**WRITTEN REQUEST:**
Write out all the entries word for word, but skip any images.

**RECORDS TO PROCESS:**
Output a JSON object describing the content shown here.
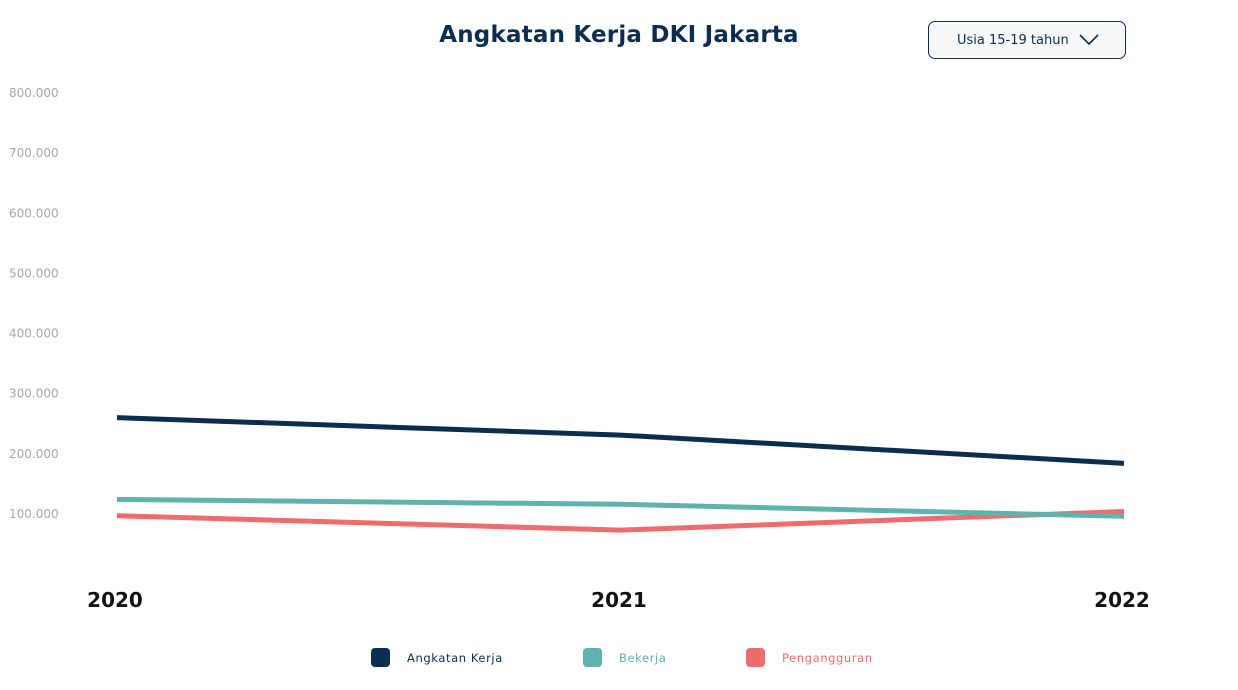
{
  "header": {
    "title": "Angkatan Kerja DKI Jakarta",
    "dropdown": {
      "selected": "Usia 15-19 tahun",
      "icon": "chevron-down-icon"
    }
  },
  "colors": {
    "navy": "#0b2d4f",
    "teal": "#5fb3ac",
    "red": "#f06b6e",
    "tick": "#a7a7a7"
  },
  "chart_data": {
    "type": "line",
    "title": "Angkatan Kerja DKI Jakarta",
    "x": [
      "2020",
      "2021",
      "2022"
    ],
    "y_ticks": [
      "100.000",
      "200.000",
      "300.000",
      "400.000",
      "500.000",
      "600.000",
      "700.000",
      "800.000"
    ],
    "ylim": [
      0,
      800000
    ],
    "grid": false,
    "legend_position": "bottom",
    "series": [
      {
        "name": "Angkatan Kerja",
        "color": "#0b2d4f",
        "values": [
          260000,
          231000,
          184000
        ]
      },
      {
        "name": "Bekerja",
        "color": "#5fb3ac",
        "values": [
          124000,
          116000,
          96000
        ]
      },
      {
        "name": "Pengangguran",
        "color": "#f06b6e",
        "values": [
          97000,
          73000,
          104000
        ]
      }
    ]
  }
}
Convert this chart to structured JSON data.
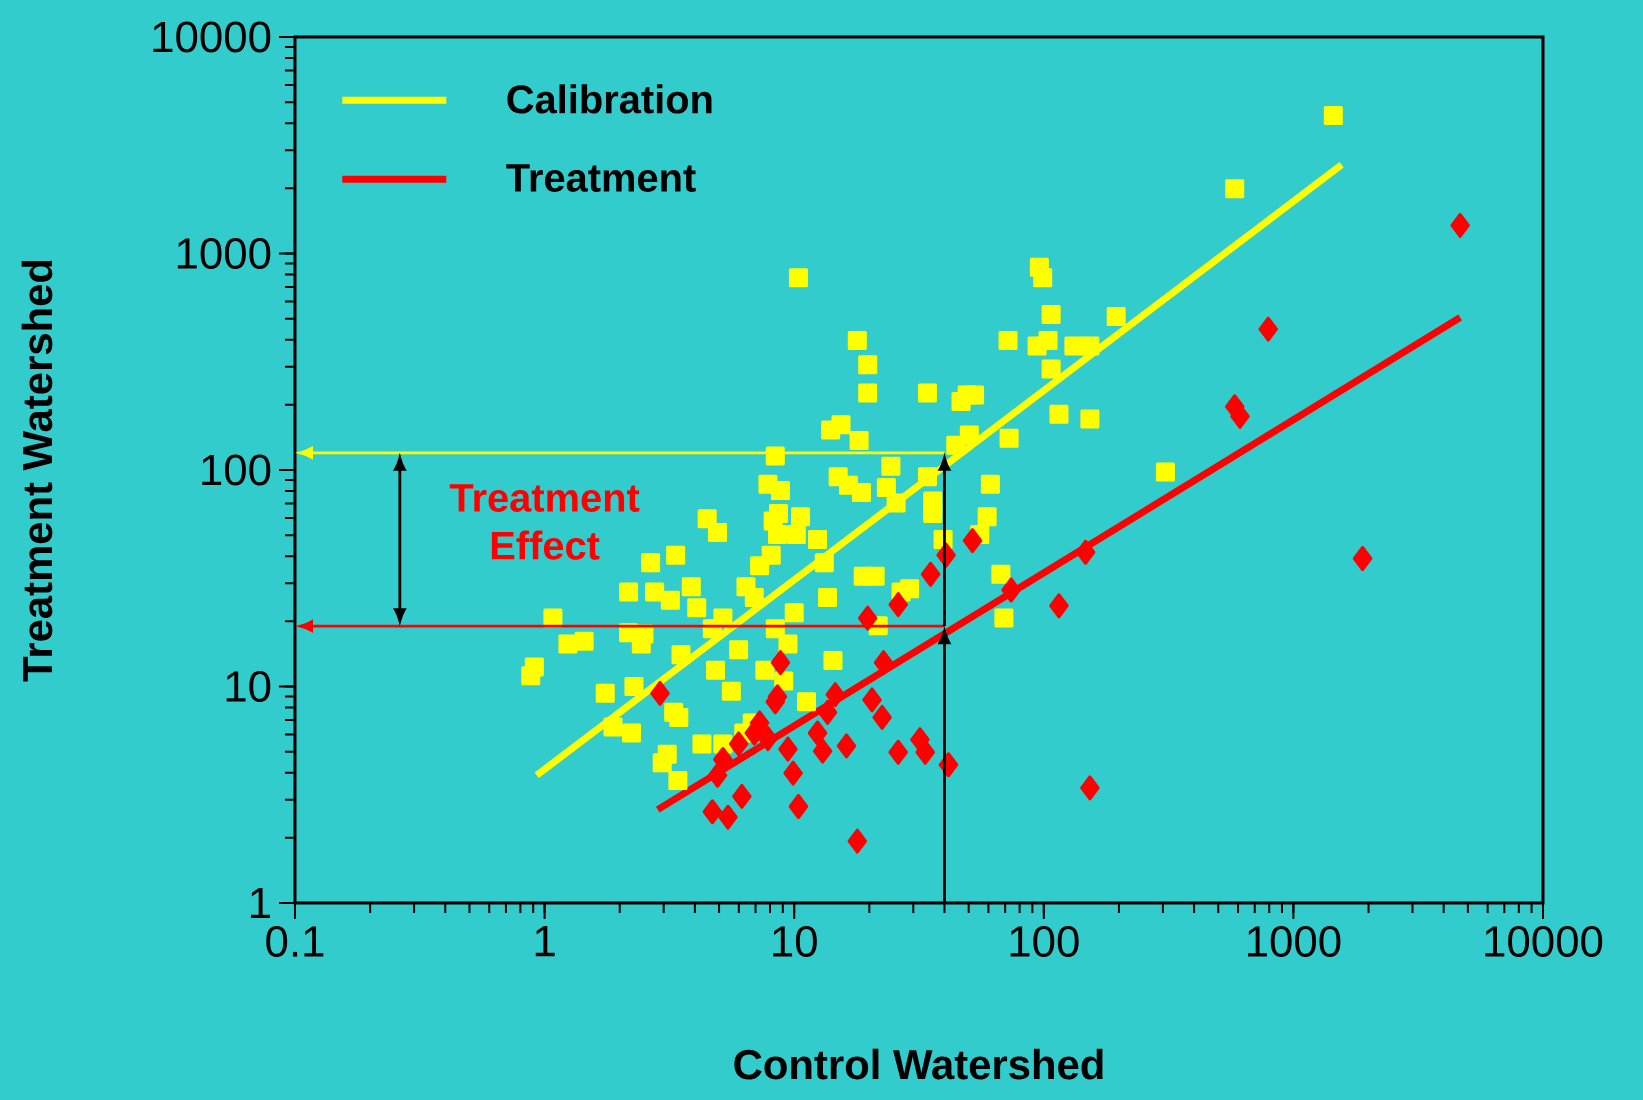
{
  "chart_data": {
    "type": "scatter",
    "xlabel": "Control Watershed",
    "ylabel": "Treatment Watershed",
    "log": "xy",
    "xlim": [
      0.1,
      10000
    ],
    "ylim": [
      1,
      10000
    ],
    "xticks": [
      0.1,
      1,
      10,
      100,
      1000,
      10000
    ],
    "yticks": [
      1,
      10,
      100,
      1000,
      10000
    ],
    "legend": "top left",
    "grid": false,
    "annotations": [
      "Treatment Effect"
    ],
    "ref_lines": [
      {
        "axis": "y",
        "value": 120,
        "color": "#ffff00"
      },
      {
        "axis": "y",
        "value": 19,
        "color": "#ff0000"
      },
      {
        "axis": "x",
        "value": 40,
        "color": "#000000"
      }
    ],
    "series": [
      {
        "color": "#ffff00",
        "marker": "square",
        "x": [
          0.88,
          0.91,
          1.08,
          1.24,
          1.44,
          1.75,
          1.88,
          2.17,
          2.23,
          2.17,
          2.28,
          2.44,
          2.5,
          2.66,
          2.76,
          2.96,
          3.1,
          3.35,
          3.19,
          3.29,
          3.42,
          3.52,
          3.45,
          3.87,
          4.07,
          4.27,
          4.48,
          4.93,
          4.7,
          4.84,
          5.18,
          5.18,
          5.6,
          5.99,
          6.28,
          6.79,
          6.41,
          6.92,
          7.27,
          7.85,
          8.4,
          8.65,
          8.81,
          8.09,
          8.24,
          8.57,
          7.63,
          8.4,
          9.08,
          9.44,
          10,
          10.2,
          10.6,
          10.4,
          11.2,
          12.4,
          13.2,
          13.6,
          14.3,
          14,
          15.4,
          15,
          16.5,
          17.9,
          18.2,
          19.7,
          19.7,
          18.6,
          18.9,
          21.1,
          21.7,
          24.4,
          23.4,
          25.6,
          26.8,
          29,
          34.2,
          34.2,
          35.9,
          35.9,
          39.5,
          44.4,
          46.6,
          49.3,
          52.8,
          50.3,
          55.4,
          59.3,
          61.1,
          67.3,
          69.2,
          72.6,
          71.9,
          96,
          99,
          94,
          104,
          107,
          107,
          115,
          132,
          153,
          153,
          195,
          307,
          582,
          1445
        ],
        "values": [
          11.2,
          12.3,
          20.7,
          15.7,
          16.2,
          9.3,
          6.5,
          17.7,
          6.1,
          27.3,
          10,
          15.7,
          17.5,
          37.3,
          27.3,
          4.45,
          4.86,
          40.4,
          25,
          7.6,
          3.68,
          14,
          7.2,
          28.9,
          23.1,
          5.43,
          59.6,
          51.5,
          18.5,
          11.9,
          5.43,
          20.7,
          9.5,
          14.8,
          6.1,
          6.79,
          28.9,
          25.8,
          36.1,
          86,
          116,
          63,
          80.5,
          40.4,
          58.2,
          50.4,
          11.9,
          18.5,
          10.6,
          15.7,
          21.9,
          50.4,
          60.9,
          772,
          8.5,
          47.7,
          37.3,
          25.8,
          13.2,
          153,
          162,
          93,
          85,
          396,
          137,
          306,
          227,
          78.7,
          32.3,
          32.3,
          19.1,
          104,
          83,
          70.4,
          27.3,
          28.3,
          227,
          93,
          72,
          63,
          47.7,
          130,
          207,
          222,
          222,
          145,
          50.4,
          60.9,
          86,
          33,
          20.7,
          140,
          396,
          863,
          772,
          374,
          396,
          523,
          293,
          181,
          374,
          374,
          172,
          511,
          98,
          1990,
          4340
        ]
      },
      {
        "color": "#ff0000",
        "marker": "diamond",
        "x": [
          2.9,
          4.7,
          4.93,
          5.43,
          5.18,
          5.99,
          6.17,
          6.92,
          7.27,
          7.85,
          8.4,
          8.81,
          8.57,
          9.44,
          9.9,
          10.4,
          12.4,
          13,
          13.6,
          14.6,
          16.2,
          17.9,
          19.7,
          20.5,
          22.5,
          22.8,
          26.1,
          26.1,
          31.9,
          33.5,
          35.2,
          40.6,
          41.5,
          51.8,
          74,
          115,
          147,
          153,
          582,
          611,
          793,
          1893,
          4656
        ],
        "values": [
          9.3,
          2.64,
          3.89,
          2.49,
          4.6,
          5.43,
          3.11,
          6.1,
          6.79,
          5.74,
          8.5,
          12.9,
          8.97,
          5.14,
          3.98,
          2.79,
          6.1,
          5.03,
          7.6,
          9.18,
          5.32,
          1.93,
          20.7,
          8.67,
          7.2,
          12.9,
          4.97,
          23.9,
          5.68,
          4.97,
          33,
          40.4,
          4.35,
          47.2,
          27.9,
          23.6,
          41.7,
          3.4,
          196,
          177,
          447,
          39,
          1347
        ]
      },
      {
        "type": "line",
        "name": "Calibration",
        "color": "#ffff00",
        "x": [
          0.93,
          1560
        ],
        "values": [
          3.89,
          2570
        ]
      },
      {
        "type": "line",
        "name": "Treatment",
        "color": "#ff0000",
        "x": [
          2.84,
          4656
        ],
        "values": [
          2.7,
          506
        ]
      }
    ]
  }
}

**ANSWER TO THE EXERCISE:**
Output a JSON object describing the content shown here.
{
  "header": {
    "title": "Angkatan Kerja DKI Jakarta",
    "dropdown": {
      "selected": "Usia 15-19 tahun",
      "icon": "chevron-down-icon"
    }
  },
  "colors": {
    "navy": "#0b2d4f",
    "teal": "#5fb3ac",
    "red": "#f06b6e",
    "tick": "#a7a7a7"
  },
  "chart_data": {
    "type": "line",
    "title": "Angkatan Kerja DKI Jakarta",
    "x": [
      "2020",
      "2021",
      "2022"
    ],
    "y_ticks": [
      "100.000",
      "200.000",
      "300.000",
      "400.000",
      "500.000",
      "600.000",
      "700.000",
      "800.000"
    ],
    "ylim": [
      0,
      800000
    ],
    "grid": false,
    "legend_position": "bottom",
    "series": [
      {
        "name": "Angkatan Kerja",
        "color": "#0b2d4f",
        "values": [
          260000,
          231000,
          184000
        ]
      },
      {
        "name": "Bekerja",
        "color": "#5fb3ac",
        "values": [
          124000,
          116000,
          96000
        ]
      },
      {
        "name": "Pengangguran",
        "color": "#f06b6e",
        "values": [
          97000,
          73000,
          104000
        ]
      }
    ]
  }
}
Convert this chart to structured JSON data.
{
  "chart_data": {
    "type": "scatter",
    "xlabel": "Control Watershed",
    "ylabel": "Treatment Watershed",
    "log": "xy",
    "xlim": [
      0.1,
      10000
    ],
    "ylim": [
      1,
      10000
    ],
    "xticks": [
      0.1,
      1,
      10,
      100,
      1000,
      10000
    ],
    "yticks": [
      1,
      10,
      100,
      1000,
      10000
    ],
    "legend": "top left",
    "grid": false,
    "annotations": [
      "Treatment Effect"
    ],
    "ref_lines": [
      {
        "axis": "y",
        "value": 120,
        "color": "#ffff00"
      },
      {
        "axis": "y",
        "value": 19,
        "color": "#ff0000"
      },
      {
        "axis": "x",
        "value": 40,
        "color": "#000000"
      }
    ],
    "series": [
      {
        "color": "#ffff00",
        "marker": "square",
        "x": [
          0.88,
          0.91,
          1.08,
          1.24,
          1.44,
          1.75,
          1.88,
          2.17,
          2.23,
          2.17,
          2.28,
          2.44,
          2.5,
          2.66,
          2.76,
          2.96,
          3.1,
          3.35,
          3.19,
          3.29,
          3.42,
          3.52,
          3.45,
          3.87,
          4.07,
          4.27,
          4.48,
          4.93,
          4.7,
          4.84,
          5.18,
          5.18,
          5.6,
          5.99,
          6.28,
          6.79,
          6.41,
          6.92,
          7.27,
          7.85,
          8.4,
          8.65,
          8.81,
          8.09,
          8.24,
          8.57,
          7.63,
          8.4,
          9.08,
          9.44,
          10,
          10.2,
          10.6,
          10.4,
          11.2,
          12.4,
          13.2,
          13.6,
          14.3,
          14,
          15.4,
          15,
          16.5,
          17.9,
          18.2,
          19.7,
          19.7,
          18.6,
          18.9,
          21.1,
          21.7,
          24.4,
          23.4,
          25.6,
          26.8,
          29,
          34.2,
          34.2,
          35.9,
          35.9,
          39.5,
          44.4,
          46.6,
          49.3,
          52.8,
          50.3,
          55.4,
          59.3,
          61.1,
          67.3,
          69.2,
          72.6,
          71.9,
          96,
          99,
          94,
          104,
          107,
          107,
          115,
          132,
          153,
          153,
          195,
          307,
          582,
          1445
        ],
        "values": [
          11.2,
          12.3,
          20.7,
          15.7,
          16.2,
          9.3,
          6.5,
          17.7,
          6.1,
          27.3,
          10,
          15.7,
          17.5,
          37.3,
          27.3,
          4.45,
          4.86,
          40.4,
          25,
          7.6,
          3.68,
          14,
          7.2,
          28.9,
          23.1,
          5.43,
          59.6,
          51.5,
          18.5,
          11.9,
          5.43,
          20.7,
          9.5,
          14.8,
          6.1,
          6.79,
          28.9,
          25.8,
          36.1,
          86,
          116,
          63,
          80.5,
          40.4,
          58.2,
          50.4,
          11.9,
          18.5,
          10.6,
          15.7,
          21.9,
          50.4,
          60.9,
          772,
          8.5,
          47.7,
          37.3,
          25.8,
          13.2,
          153,
          162,
          93,
          85,
          396,
          137,
          306,
          227,
          78.7,
          32.3,
          32.3,
          19.1,
          104,
          83,
          70.4,
          27.3,
          28.3,
          227,
          93,
          72,
          63,
          47.7,
          130,
          207,
          222,
          222,
          145,
          50.4,
          60.9,
          86,
          33,
          20.7,
          140,
          396,
          863,
          772,
          374,
          396,
          523,
          293,
          181,
          374,
          374,
          172,
          511,
          98,
          1990,
          4340
        ]
      },
      {
        "color": "#ff0000",
        "marker": "diamond",
        "x": [
          2.9,
          4.7,
          4.93,
          5.43,
          5.18,
          5.99,
          6.17,
          6.92,
          7.27,
          7.85,
          8.4,
          8.81,
          8.57,
          9.44,
          9.9,
          10.4,
          12.4,
          13,
          13.6,
          14.6,
          16.2,
          17.9,
          19.7,
          20.5,
          22.5,
          22.8,
          26.1,
          26.1,
          31.9,
          33.5,
          35.2,
          40.6,
          41.5,
          51.8,
          74,
          115,
          147,
          153,
          582,
          611,
          793,
          1893,
          4656
        ],
        "values": [
          9.3,
          2.64,
          3.89,
          2.49,
          4.6,
          5.43,
          3.11,
          6.1,
          6.79,
          5.74,
          8.5,
          12.9,
          8.97,
          5.14,
          3.98,
          2.79,
          6.1,
          5.03,
          7.6,
          9.18,
          5.32,
          1.93,
          20.7,
          8.67,
          7.2,
          12.9,
          4.97,
          23.9,
          5.68,
          4.97,
          33,
          40.4,
          4.35,
          47.2,
          27.9,
          23.6,
          41.7,
          3.4,
          196,
          177,
          447,
          39,
          1347
        ]
      },
      {
        "type": "line",
        "name": "Calibration",
        "color": "#ffff00",
        "x": [
          0.93,
          1560
        ],
        "values": [
          3.89,
          2570
        ]
      },
      {
        "type": "line",
        "name": "Treatment",
        "color": "#ff0000",
        "x": [
          2.84,
          4656
        ],
        "values": [
          2.7,
          506
        ]
      }
    ]
  }
}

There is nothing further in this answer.